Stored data
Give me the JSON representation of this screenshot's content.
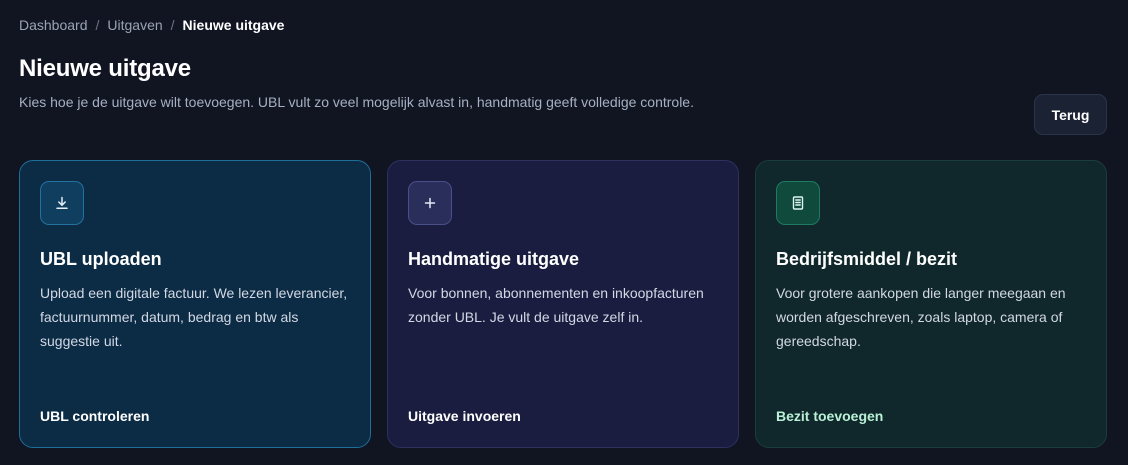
{
  "breadcrumb": {
    "items": [
      "Dashboard",
      "Uitgaven"
    ],
    "current": "Nieuwe uitgave",
    "separator": "/"
  },
  "header": {
    "title": "Nieuwe uitgave",
    "subtitle": "Kies hoe je de uitgave wilt toevoegen. UBL vult zo veel mogelijk alvast in, handmatig geeft volledige controle.",
    "back_label": "Terug"
  },
  "cards": [
    {
      "icon": "download-icon",
      "title": "UBL uploaden",
      "description": "Upload een digitale factuur. We lezen leverancier, factuurnummer, datum, bedrag en btw als suggestie uit.",
      "action": "UBL controleren",
      "accent": "#1f6d9a"
    },
    {
      "icon": "plus-icon",
      "title": "Handmatige uitgave",
      "description": "Voor bonnen, abonnementen en inkoopfacturen zonder UBL. Je vult de uitgave zelf in.",
      "action": "Uitgave invoeren",
      "accent": "#4a4f8a"
    },
    {
      "icon": "document-icon",
      "title": "Bedrijfsmiddel / bezit",
      "description": "Voor grotere aankopen die langer meegaan en worden afgeschreven, zoals laptop, camera of gereedschap.",
      "action": "Bezit toevoegen",
      "accent": "#1f7a62"
    }
  ]
}
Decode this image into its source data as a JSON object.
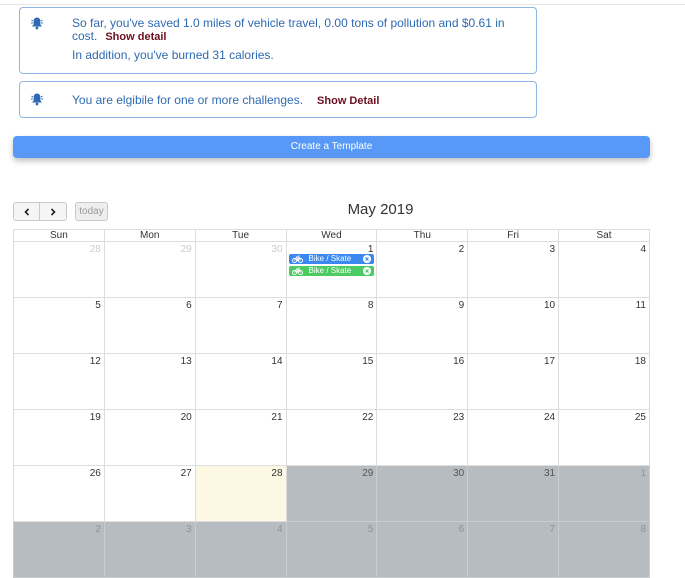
{
  "alerts": {
    "savings": {
      "line1": "So far, you've saved 1.0 miles of vehicle travel, 0.00 tons of pollution and $0.61 in",
      "line2": "cost.",
      "show_label": "Show detail",
      "line3": "In addition, you've burned 31 calories."
    },
    "challenges": {
      "text": "You are elgibile for one or more challenges.",
      "show_label": "Show Detail"
    }
  },
  "create_button": "Create a Template",
  "calendar": {
    "title": "May 2019",
    "today_label": "today",
    "weekdays": [
      "Sun",
      "Mon",
      "Tue",
      "Wed",
      "Thu",
      "Fri",
      "Sat"
    ],
    "weeks": [
      [
        "28",
        "29",
        "30",
        "1",
        "2",
        "3",
        "4"
      ],
      [
        "5",
        "6",
        "7",
        "8",
        "9",
        "10",
        "11"
      ],
      [
        "12",
        "13",
        "14",
        "15",
        "16",
        "17",
        "18"
      ],
      [
        "19",
        "20",
        "21",
        "22",
        "23",
        "24",
        "25"
      ],
      [
        "26",
        "27",
        "28",
        "29",
        "30",
        "31",
        "1"
      ],
      [
        "2",
        "3",
        "4",
        "5",
        "6",
        "7",
        "8"
      ]
    ],
    "events": [
      {
        "label": "Bike / Skate",
        "color": "#3b88f1"
      },
      {
        "label": "Bike / Skate",
        "color": "#4ccb62"
      }
    ]
  },
  "colors": {
    "accent": "#5899f7",
    "alert_text": "#2e6ab3",
    "link": "#6b1020",
    "today_bg": "#fcf8e3",
    "future_bg": "#b6bcc0"
  },
  "icons": {
    "alert": "bell-icon",
    "prev": "chevron-left-icon",
    "next": "chevron-right-icon",
    "event": "bicycle-icon",
    "remove": "close-circle-icon"
  }
}
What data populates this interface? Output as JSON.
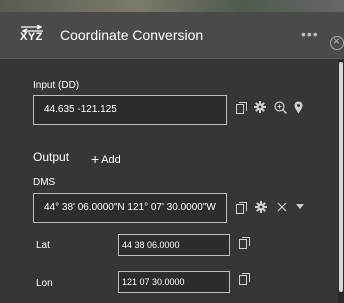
{
  "header": {
    "logo_text": "XYZ",
    "title": "Coordinate Conversion",
    "more_glyph": "•••"
  },
  "input": {
    "label": "Input (DD)",
    "value": "44.635 -121.125"
  },
  "output": {
    "label": "Output",
    "add_label": "Add",
    "add_glyph": "+"
  },
  "dms": {
    "label": "DMS",
    "value": "44° 38' 06.0000\"N 121° 07' 30.0000\"W"
  },
  "lat": {
    "label": "Lat",
    "value": "44 38 06.0000"
  },
  "lon": {
    "label": "Lon",
    "value": "121 07 30.0000"
  },
  "icons": {
    "copy": "copy-icon",
    "settings": "gear-icon",
    "zoom": "zoom-to-icon",
    "map_point": "map-pin-icon",
    "remove": "close-icon",
    "expand": "caret-down-icon"
  },
  "colors": {
    "panel_bg": "#363636",
    "header_bg": "#4a4a4a",
    "input_border": "#bdbdbd",
    "text": "#ffffff",
    "icon": "#cfcfcf"
  }
}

• Brief:
Repeat the data exactly, excluding the pictures.

• Written answer:
Give me the JSON representation of this screenshot's content.
{
  "breadcrumb": {
    "items": [
      "Dashboard",
      "Uitgaven"
    ],
    "current": "Nieuwe uitgave",
    "separator": "/"
  },
  "header": {
    "title": "Nieuwe uitgave",
    "subtitle": "Kies hoe je de uitgave wilt toevoegen. UBL vult zo veel mogelijk alvast in, handmatig geeft volledige controle.",
    "back_label": "Terug"
  },
  "cards": [
    {
      "icon": "download-icon",
      "title": "UBL uploaden",
      "description": "Upload een digitale factuur. We lezen leverancier, factuurnummer, datum, bedrag en btw als suggestie uit.",
      "action": "UBL controleren",
      "accent": "#1f6d9a"
    },
    {
      "icon": "plus-icon",
      "title": "Handmatige uitgave",
      "description": "Voor bonnen, abonnementen en inkoopfacturen zonder UBL. Je vult de uitgave zelf in.",
      "action": "Uitgave invoeren",
      "accent": "#4a4f8a"
    },
    {
      "icon": "document-icon",
      "title": "Bedrijfsmiddel / bezit",
      "description": "Voor grotere aankopen die langer meegaan en worden afgeschreven, zoals laptop, camera of gereedschap.",
      "action": "Bezit toevoegen",
      "accent": "#1f7a62"
    }
  ]
}
Decode this image into its source data as a JSON object.
{
  "alerts": {
    "savings": {
      "line1": "So far, you've saved 1.0 miles of vehicle travel, 0.00 tons of pollution and $0.61 in",
      "line2": "cost.",
      "show_label": "Show detail",
      "line3": "In addition, you've burned 31 calories."
    },
    "challenges": {
      "text": "You are elgibile for one or more challenges.",
      "show_label": "Show Detail"
    }
  },
  "create_button": "Create a Template",
  "calendar": {
    "title": "May 2019",
    "today_label": "today",
    "weekdays": [
      "Sun",
      "Mon",
      "Tue",
      "Wed",
      "Thu",
      "Fri",
      "Sat"
    ],
    "weeks": [
      [
        "28",
        "29",
        "30",
        "1",
        "2",
        "3",
        "4"
      ],
      [
        "5",
        "6",
        "7",
        "8",
        "9",
        "10",
        "11"
      ],
      [
        "12",
        "13",
        "14",
        "15",
        "16",
        "17",
        "18"
      ],
      [
        "19",
        "20",
        "21",
        "22",
        "23",
        "24",
        "25"
      ],
      [
        "26",
        "27",
        "28",
        "29",
        "30",
        "31",
        "1"
      ],
      [
        "2",
        "3",
        "4",
        "5",
        "6",
        "7",
        "8"
      ]
    ],
    "events": [
      {
        "label": "Bike / Skate",
        "color": "#3b88f1"
      },
      {
        "label": "Bike / Skate",
        "color": "#4ccb62"
      }
    ]
  },
  "colors": {
    "accent": "#5899f7",
    "alert_text": "#2e6ab3",
    "link": "#6b1020",
    "today_bg": "#fcf8e3",
    "future_bg": "#b6bcc0"
  },
  "icons": {
    "alert": "bell-icon",
    "prev": "chevron-left-icon",
    "next": "chevron-right-icon",
    "event": "bicycle-icon",
    "remove": "close-circle-icon"
  }
}
What data populates this interface? Output as JSON.
{
  "header": {
    "logo_text": "XYZ",
    "title": "Coordinate Conversion",
    "more_glyph": "•••"
  },
  "input": {
    "label": "Input (DD)",
    "value": "44.635 -121.125"
  },
  "output": {
    "label": "Output",
    "add_label": "Add",
    "add_glyph": "+"
  },
  "dms": {
    "label": "DMS",
    "value": "44° 38' 06.0000\"N 121° 07' 30.0000\"W"
  },
  "lat": {
    "label": "Lat",
    "value": "44 38 06.0000"
  },
  "lon": {
    "label": "Lon",
    "value": "121 07 30.0000"
  },
  "icons": {
    "copy": "copy-icon",
    "settings": "gear-icon",
    "zoom": "zoom-to-icon",
    "map_point": "map-pin-icon",
    "remove": "close-icon",
    "expand": "caret-down-icon"
  },
  "colors": {
    "panel_bg": "#363636",
    "header_bg": "#4a4a4a",
    "input_border": "#bdbdbd",
    "text": "#ffffff",
    "icon": "#cfcfcf"
  }
}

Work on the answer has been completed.